## To be done
Can you write out the whole listing exactly?

## Input data
++++++++++++++++++++
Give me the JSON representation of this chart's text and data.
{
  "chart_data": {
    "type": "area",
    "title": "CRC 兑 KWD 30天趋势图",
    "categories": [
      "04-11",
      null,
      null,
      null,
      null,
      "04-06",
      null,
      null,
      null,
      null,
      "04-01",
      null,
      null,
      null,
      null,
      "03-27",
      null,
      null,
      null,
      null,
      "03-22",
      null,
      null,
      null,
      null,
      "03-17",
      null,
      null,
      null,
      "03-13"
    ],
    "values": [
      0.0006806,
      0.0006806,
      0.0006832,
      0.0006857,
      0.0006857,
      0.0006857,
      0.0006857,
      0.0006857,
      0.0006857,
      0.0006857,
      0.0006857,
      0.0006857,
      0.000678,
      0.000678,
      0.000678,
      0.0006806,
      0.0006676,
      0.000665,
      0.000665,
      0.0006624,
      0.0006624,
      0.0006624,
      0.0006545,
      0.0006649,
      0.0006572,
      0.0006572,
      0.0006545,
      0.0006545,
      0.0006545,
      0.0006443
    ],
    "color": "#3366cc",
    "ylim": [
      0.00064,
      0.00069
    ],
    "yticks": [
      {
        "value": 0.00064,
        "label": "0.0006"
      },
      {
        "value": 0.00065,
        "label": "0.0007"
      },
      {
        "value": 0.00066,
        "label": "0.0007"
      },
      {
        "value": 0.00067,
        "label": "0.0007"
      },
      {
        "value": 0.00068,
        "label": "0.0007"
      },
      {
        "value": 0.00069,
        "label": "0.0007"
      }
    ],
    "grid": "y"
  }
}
++++++++++++++++++++
## Task solution
Give me the JSON representation of this chart's text and data.
{
  "chart_data": {
    "type": "area",
    "title": "CRC 兑 KWD 30天趋势图",
    "categories": [
      "04-11",
      null,
      null,
      null,
      null,
      "04-06",
      null,
      null,
      null,
      null,
      "04-01",
      null,
      null,
      null,
      null,
      "03-27",
      null,
      null,
      null,
      null,
      "03-22",
      null,
      null,
      null,
      null,
      "03-17",
      null,
      null,
      null,
      "03-13"
    ],
    "values": [
      0.0006806,
      0.0006806,
      0.0006832,
      0.0006857,
      0.0006857,
      0.0006857,
      0.0006857,
      0.0006857,
      0.0006857,
      0.0006857,
      0.0006857,
      0.0006857,
      0.000678,
      0.000678,
      0.000678,
      0.0006806,
      0.0006676,
      0.000665,
      0.000665,
      0.0006624,
      0.0006624,
      0.0006624,
      0.0006545,
      0.0006649,
      0.0006572,
      0.0006572,
      0.0006545,
      0.0006545,
      0.0006545,
      0.0006443
    ],
    "color": "#3366cc",
    "ylim": [
      0.00064,
      0.00069
    ],
    "yticks": [
      {
        "value": 0.00064,
        "label": "0.0006"
      },
      {
        "value": 0.00065,
        "label": "0.0007"
      },
      {
        "value": 0.00066,
        "label": "0.0007"
      },
      {
        "value": 0.00067,
        "label": "0.0007"
      },
      {
        "value": 0.00068,
        "label": "0.0007"
      },
      {
        "value": 0.00069,
        "label": "0.0007"
      }
    ],
    "grid": "y"
  }
}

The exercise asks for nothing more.